PROBLEM.
Determine the number of lines that contain the word "values", then state that number and nothing more.

══ EXCERPTED RECORDS ══

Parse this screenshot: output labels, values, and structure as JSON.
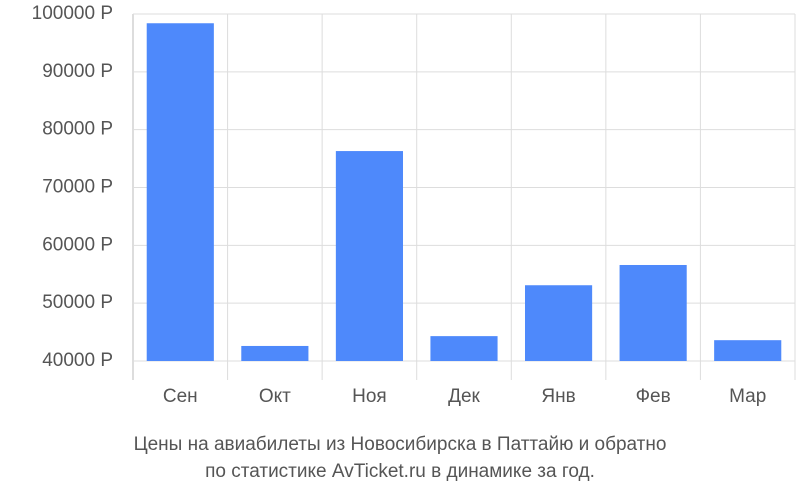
{
  "chart_data": {
    "type": "bar",
    "title": [
      "Цены на авиабилеты из Новосибирска в Паттайю и обратно",
      "по статистике AvTicket.ru в динамике за год."
    ],
    "categories": [
      "Сен",
      "Окт",
      "Ноя",
      "Дек",
      "Янв",
      "Фев",
      "Мар"
    ],
    "values": [
      98400,
      42600,
      76300,
      44300,
      53100,
      56600,
      43600
    ],
    "color": "#4e89fb",
    "ylim": [
      40000,
      100000
    ],
    "yticks": [
      {
        "value": 40000,
        "label": "40000 Р"
      },
      {
        "value": 50000,
        "label": "50000 Р"
      },
      {
        "value": 60000,
        "label": "60000 Р"
      },
      {
        "value": 70000,
        "label": "70000 Р"
      },
      {
        "value": 80000,
        "label": "80000 Р"
      },
      {
        "value": 90000,
        "label": "90000 Р"
      },
      {
        "value": 100000,
        "label": "100000 Р"
      }
    ],
    "grid": true
  }
}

═══

THE SOLUTION.
2